YOUR TASK
Copy out the listing that follows, exactly, without its pictures.

PROVIDED DATA
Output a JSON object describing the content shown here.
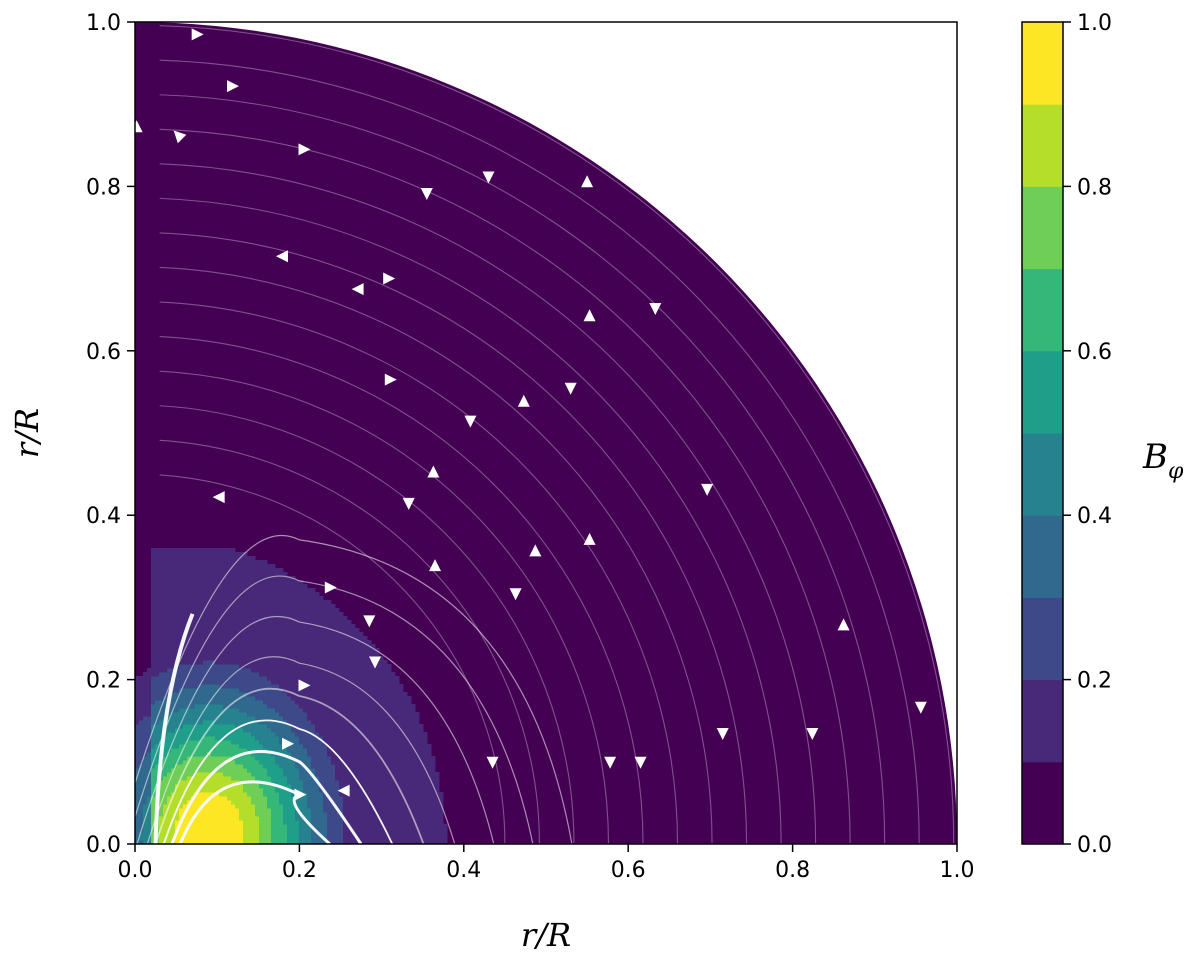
{
  "chart_data": {
    "type": "heatmap",
    "description_of_content": "",
    "title": "",
    "xlabel": "r/R",
    "ylabel": "r/R",
    "xlim": [
      0.0,
      1.0
    ],
    "ylim": [
      0.0,
      1.0
    ],
    "x_ticks": [
      "0.0",
      "0.2",
      "0.4",
      "0.6",
      "0.8",
      "1.0"
    ],
    "y_ticks": [
      "0.0",
      "0.2",
      "0.4",
      "0.6",
      "0.8",
      "1.0"
    ],
    "grid": false,
    "domain": "quarter-disk, radius 1",
    "contour_field": {
      "name": "B_phi",
      "peak_location": [
        0.09,
        0.01
      ],
      "extent_radius": 0.41
    },
    "colorbar": {
      "label": "B",
      "label_sub": "φ",
      "range": [
        0.0,
        1.0
      ],
      "ticks": [
        "0.0",
        "0.2",
        "0.4",
        "0.6",
        "0.8",
        "1.0"
      ],
      "levels": [
        0.0,
        0.1,
        0.2,
        0.3,
        0.4,
        0.5,
        0.6,
        0.7,
        0.8,
        0.9,
        1.0
      ],
      "colors": [
        "#440154",
        "#482878",
        "#3e4989",
        "#31688e",
        "#26828e",
        "#1f9e89",
        "#35b779",
        "#6ece58",
        "#b5de2b",
        "#fde725"
      ]
    },
    "streamline_arrows": [
      [
        0.075,
        0.985,
        "right"
      ],
      [
        0.118,
        0.922,
        "right"
      ],
      [
        0.053,
        0.862,
        "up-left"
      ],
      [
        0.205,
        0.845,
        "right"
      ],
      [
        0.002,
        0.872,
        "up"
      ],
      [
        0.43,
        0.812,
        "down"
      ],
      [
        0.55,
        0.805,
        "up"
      ],
      [
        0.355,
        0.792,
        "down"
      ],
      [
        0.18,
        0.715,
        "left"
      ],
      [
        0.272,
        0.675,
        "left"
      ],
      [
        0.308,
        0.688,
        "right"
      ],
      [
        0.553,
        0.642,
        "up"
      ],
      [
        0.633,
        0.652,
        "down"
      ],
      [
        0.31,
        0.565,
        "right"
      ],
      [
        0.53,
        0.555,
        "down"
      ],
      [
        0.473,
        0.538,
        "up"
      ],
      [
        0.408,
        0.515,
        "down"
      ],
      [
        0.103,
        0.422,
        "left"
      ],
      [
        0.363,
        0.452,
        "up"
      ],
      [
        0.333,
        0.415,
        "down"
      ],
      [
        0.696,
        0.432,
        "down"
      ],
      [
        0.553,
        0.37,
        "up"
      ],
      [
        0.487,
        0.356,
        "up"
      ],
      [
        0.365,
        0.338,
        "up"
      ],
      [
        0.463,
        0.305,
        "down"
      ],
      [
        0.237,
        0.312,
        "right"
      ],
      [
        0.285,
        0.272,
        "down"
      ],
      [
        0.862,
        0.266,
        "up"
      ],
      [
        0.292,
        0.222,
        "down"
      ],
      [
        0.205,
        0.193,
        "right"
      ],
      [
        0.185,
        0.122,
        "right"
      ],
      [
        0.956,
        0.167,
        "down"
      ],
      [
        0.715,
        0.135,
        "down"
      ],
      [
        0.824,
        0.135,
        "down"
      ],
      [
        0.435,
        0.1,
        "down"
      ],
      [
        0.578,
        0.1,
        "down"
      ],
      [
        0.615,
        0.1,
        "down"
      ],
      [
        0.2,
        0.06,
        "right"
      ],
      [
        0.255,
        0.065,
        "left"
      ]
    ]
  }
}
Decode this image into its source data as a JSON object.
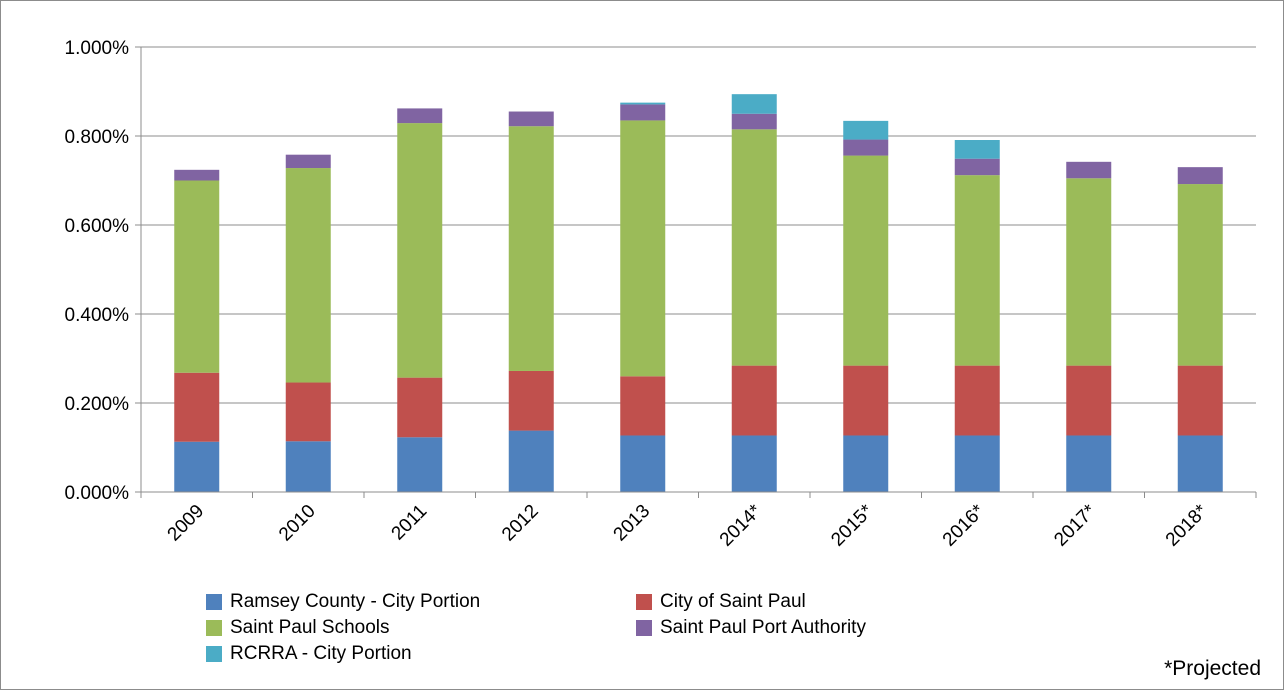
{
  "chart_data": {
    "type": "bar",
    "stacked": true,
    "title": "",
    "xlabel": "",
    "ylabel": "",
    "ylim": [
      0,
      1.0
    ],
    "y_ticks": [
      "0.000%",
      "0.200%",
      "0.400%",
      "0.600%",
      "0.800%",
      "1.000%"
    ],
    "y_tick_values": [
      0,
      0.2,
      0.4,
      0.6,
      0.8,
      1.0
    ],
    "grid": true,
    "legend_position": "bottom",
    "categories": [
      "2009",
      "2010",
      "2011",
      "2012",
      "2013",
      "2014*",
      "2015*",
      "2016*",
      "2017*",
      "2018*"
    ],
    "series": [
      {
        "name": "Ramsey County - City Portion",
        "color": "#4F81BD",
        "values": [
          0.113,
          0.114,
          0.123,
          0.138,
          0.127,
          0.127,
          0.127,
          0.127,
          0.127,
          0.127
        ]
      },
      {
        "name": "City of Saint Paul",
        "color": "#C0504D",
        "values": [
          0.155,
          0.132,
          0.134,
          0.134,
          0.133,
          0.157,
          0.157,
          0.157,
          0.157,
          0.157
        ]
      },
      {
        "name": "Saint Paul Schools",
        "color": "#9BBB59",
        "values": [
          0.432,
          0.482,
          0.572,
          0.55,
          0.575,
          0.531,
          0.472,
          0.428,
          0.421,
          0.408
        ]
      },
      {
        "name": "Saint Paul Port Authority",
        "color": "#8064A2",
        "values": [
          0.024,
          0.03,
          0.033,
          0.033,
          0.036,
          0.035,
          0.036,
          0.037,
          0.037,
          0.038
        ]
      },
      {
        "name": "RCRRA - City Portion",
        "color": "#4BACC6",
        "values": [
          0,
          0,
          0,
          0,
          0.004,
          0.044,
          0.042,
          0.042,
          0,
          0
        ]
      }
    ]
  },
  "footnote": "*Projected"
}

ANSWER BELOW
Output a JSON object describing the content shown here.
{
  "chart_data": {
    "type": "heatmap",
    "description_of_content": "",
    "title": "",
    "xlabel": "r/R",
    "ylabel": "r/R",
    "xlim": [
      0.0,
      1.0
    ],
    "ylim": [
      0.0,
      1.0
    ],
    "x_ticks": [
      "0.0",
      "0.2",
      "0.4",
      "0.6",
      "0.8",
      "1.0"
    ],
    "y_ticks": [
      "0.0",
      "0.2",
      "0.4",
      "0.6",
      "0.8",
      "1.0"
    ],
    "grid": false,
    "domain": "quarter-disk, radius 1",
    "contour_field": {
      "name": "B_phi",
      "peak_location": [
        0.09,
        0.01
      ],
      "extent_radius": 0.41
    },
    "colorbar": {
      "label": "B",
      "label_sub": "φ",
      "range": [
        0.0,
        1.0
      ],
      "ticks": [
        "0.0",
        "0.2",
        "0.4",
        "0.6",
        "0.8",
        "1.0"
      ],
      "levels": [
        0.0,
        0.1,
        0.2,
        0.3,
        0.4,
        0.5,
        0.6,
        0.7,
        0.8,
        0.9,
        1.0
      ],
      "colors": [
        "#440154",
        "#482878",
        "#3e4989",
        "#31688e",
        "#26828e",
        "#1f9e89",
        "#35b779",
        "#6ece58",
        "#b5de2b",
        "#fde725"
      ]
    },
    "streamline_arrows": [
      [
        0.075,
        0.985,
        "right"
      ],
      [
        0.118,
        0.922,
        "right"
      ],
      [
        0.053,
        0.862,
        "up-left"
      ],
      [
        0.205,
        0.845,
        "right"
      ],
      [
        0.002,
        0.872,
        "up"
      ],
      [
        0.43,
        0.812,
        "down"
      ],
      [
        0.55,
        0.805,
        "up"
      ],
      [
        0.355,
        0.792,
        "down"
      ],
      [
        0.18,
        0.715,
        "left"
      ],
      [
        0.272,
        0.675,
        "left"
      ],
      [
        0.308,
        0.688,
        "right"
      ],
      [
        0.553,
        0.642,
        "up"
      ],
      [
        0.633,
        0.652,
        "down"
      ],
      [
        0.31,
        0.565,
        "right"
      ],
      [
        0.53,
        0.555,
        "down"
      ],
      [
        0.473,
        0.538,
        "up"
      ],
      [
        0.408,
        0.515,
        "down"
      ],
      [
        0.103,
        0.422,
        "left"
      ],
      [
        0.363,
        0.452,
        "up"
      ],
      [
        0.333,
        0.415,
        "down"
      ],
      [
        0.696,
        0.432,
        "down"
      ],
      [
        0.553,
        0.37,
        "up"
      ],
      [
        0.487,
        0.356,
        "up"
      ],
      [
        0.365,
        0.338,
        "up"
      ],
      [
        0.463,
        0.305,
        "down"
      ],
      [
        0.237,
        0.312,
        "right"
      ],
      [
        0.285,
        0.272,
        "down"
      ],
      [
        0.862,
        0.266,
        "up"
      ],
      [
        0.292,
        0.222,
        "down"
      ],
      [
        0.205,
        0.193,
        "right"
      ],
      [
        0.185,
        0.122,
        "right"
      ],
      [
        0.956,
        0.167,
        "down"
      ],
      [
        0.715,
        0.135,
        "down"
      ],
      [
        0.824,
        0.135,
        "down"
      ],
      [
        0.435,
        0.1,
        "down"
      ],
      [
        0.578,
        0.1,
        "down"
      ],
      [
        0.615,
        0.1,
        "down"
      ],
      [
        0.2,
        0.06,
        "right"
      ],
      [
        0.255,
        0.065,
        "left"
      ]
    ]
  }
}
Decode this image into its source data as a JSON object.
{
  "chart_data": {
    "type": "bar",
    "stacked": true,
    "title": "",
    "xlabel": "",
    "ylabel": "",
    "ylim": [
      0,
      1.0
    ],
    "y_ticks": [
      "0.000%",
      "0.200%",
      "0.400%",
      "0.600%",
      "0.800%",
      "1.000%"
    ],
    "y_tick_values": [
      0,
      0.2,
      0.4,
      0.6,
      0.8,
      1.0
    ],
    "grid": true,
    "legend_position": "bottom",
    "categories": [
      "2009",
      "2010",
      "2011",
      "2012",
      "2013",
      "2014*",
      "2015*",
      "2016*",
      "2017*",
      "2018*"
    ],
    "series": [
      {
        "name": "Ramsey County - City Portion",
        "color": "#4F81BD",
        "values": [
          0.113,
          0.114,
          0.123,
          0.138,
          0.127,
          0.127,
          0.127,
          0.127,
          0.127,
          0.127
        ]
      },
      {
        "name": "City of Saint Paul",
        "color": "#C0504D",
        "values": [
          0.155,
          0.132,
          0.134,
          0.134,
          0.133,
          0.157,
          0.157,
          0.157,
          0.157,
          0.157
        ]
      },
      {
        "name": "Saint Paul Schools",
        "color": "#9BBB59",
        "values": [
          0.432,
          0.482,
          0.572,
          0.55,
          0.575,
          0.531,
          0.472,
          0.428,
          0.421,
          0.408
        ]
      },
      {
        "name": "Saint Paul Port Authority",
        "color": "#8064A2",
        "values": [
          0.024,
          0.03,
          0.033,
          0.033,
          0.036,
          0.035,
          0.036,
          0.037,
          0.037,
          0.038
        ]
      },
      {
        "name": "RCRRA - City Portion",
        "color": "#4BACC6",
        "values": [
          0,
          0,
          0,
          0,
          0.004,
          0.044,
          0.042,
          0.042,
          0,
          0
        ]
      }
    ]
  },
  "footnote": "*Projected"
}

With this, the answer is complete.